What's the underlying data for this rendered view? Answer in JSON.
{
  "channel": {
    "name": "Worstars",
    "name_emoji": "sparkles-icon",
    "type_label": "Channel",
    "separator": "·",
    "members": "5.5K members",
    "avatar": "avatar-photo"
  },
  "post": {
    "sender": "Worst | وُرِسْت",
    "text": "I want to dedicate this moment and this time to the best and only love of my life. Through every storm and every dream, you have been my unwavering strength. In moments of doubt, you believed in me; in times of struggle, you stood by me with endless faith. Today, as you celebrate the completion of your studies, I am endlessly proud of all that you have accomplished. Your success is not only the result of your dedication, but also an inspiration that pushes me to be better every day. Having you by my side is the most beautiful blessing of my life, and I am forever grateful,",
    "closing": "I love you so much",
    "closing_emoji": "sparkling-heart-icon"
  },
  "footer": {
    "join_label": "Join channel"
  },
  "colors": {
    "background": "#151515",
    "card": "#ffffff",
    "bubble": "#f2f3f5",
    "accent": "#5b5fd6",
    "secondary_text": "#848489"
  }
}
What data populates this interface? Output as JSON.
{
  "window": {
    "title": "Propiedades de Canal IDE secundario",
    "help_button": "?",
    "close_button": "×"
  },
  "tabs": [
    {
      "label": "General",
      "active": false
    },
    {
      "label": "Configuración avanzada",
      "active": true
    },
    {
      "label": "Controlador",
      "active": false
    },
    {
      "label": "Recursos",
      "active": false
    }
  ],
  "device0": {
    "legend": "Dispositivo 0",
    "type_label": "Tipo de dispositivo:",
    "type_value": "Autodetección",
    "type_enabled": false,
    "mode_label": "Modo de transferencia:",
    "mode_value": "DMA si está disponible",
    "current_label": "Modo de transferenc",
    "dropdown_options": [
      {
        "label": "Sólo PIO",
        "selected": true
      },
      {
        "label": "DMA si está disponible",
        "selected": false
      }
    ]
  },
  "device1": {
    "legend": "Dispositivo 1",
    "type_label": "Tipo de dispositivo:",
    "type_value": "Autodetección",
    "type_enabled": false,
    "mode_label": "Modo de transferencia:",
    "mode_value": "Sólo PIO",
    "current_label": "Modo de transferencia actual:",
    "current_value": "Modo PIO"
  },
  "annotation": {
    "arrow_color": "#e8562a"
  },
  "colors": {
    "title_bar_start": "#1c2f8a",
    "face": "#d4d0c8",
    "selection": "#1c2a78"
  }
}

● REQUIRED TASK
Would you copy out each line exactly as written?

● FINISHED ANSWER
What's the underlying data for this rendered view? Answer in JSON.
{
  "channel": {
    "name": "Worstars",
    "name_emoji": "sparkles-icon",
    "type_label": "Channel",
    "separator": "·",
    "members": "5.5K members",
    "avatar": "avatar-photo"
  },
  "post": {
    "sender": "Worst | وُرِسْت",
    "text": "I want to dedicate this moment and this time to the best and only love of my life. Through every storm and every dream, you have been my unwavering strength. In moments of doubt, you believed in me; in times of struggle, you stood by me with endless faith. Today, as you celebrate the completion of your studies, I am endlessly proud of all that you have accomplished. Your success is not only the result of your dedication, but also an inspiration that pushes me to be better every day. Having you by my side is the most beautiful blessing of my life, and I am forever grateful,",
    "closing": "I love you so much",
    "closing_emoji": "sparkling-heart-icon"
  },
  "footer": {
    "join_label": "Join channel"
  },
  "colors": {
    "background": "#151515",
    "card": "#ffffff",
    "bubble": "#f2f3f5",
    "accent": "#5b5fd6",
    "secondary_text": "#848489"
  }
}
What data populates this interface? Output as JSON.
{
  "window": {
    "title": "Propiedades de Canal IDE secundario",
    "help_button": "?",
    "close_button": "×"
  },
  "tabs": [
    {
      "label": "General",
      "active": false
    },
    {
      "label": "Configuración avanzada",
      "active": true
    },
    {
      "label": "Controlador",
      "active": false
    },
    {
      "label": "Recursos",
      "active": false
    }
  ],
  "device0": {
    "legend": "Dispositivo 0",
    "type_label": "Tipo de dispositivo:",
    "type_value": "Autodetección",
    "type_enabled": false,
    "mode_label": "Modo de transferencia:",
    "mode_value": "DMA si está disponible",
    "current_label": "Modo de transferenc",
    "dropdown_options": [
      {
        "label": "Sólo PIO",
        "selected": true
      },
      {
        "label": "DMA si está disponible",
        "selected": false
      }
    ]
  },
  "device1": {
    "legend": "Dispositivo 1",
    "type_label": "Tipo de dispositivo:",
    "type_value": "Autodetección",
    "type_enabled": false,
    "mode_label": "Modo de transferencia:",
    "mode_value": "Sólo PIO",
    "current_label": "Modo de transferencia actual:",
    "current_value": "Modo PIO"
  },
  "annotation": {
    "arrow_color": "#e8562a"
  },
  "colors": {
    "title_bar_start": "#1c2f8a",
    "face": "#d4d0c8",
    "selection": "#1c2a78"
  }
}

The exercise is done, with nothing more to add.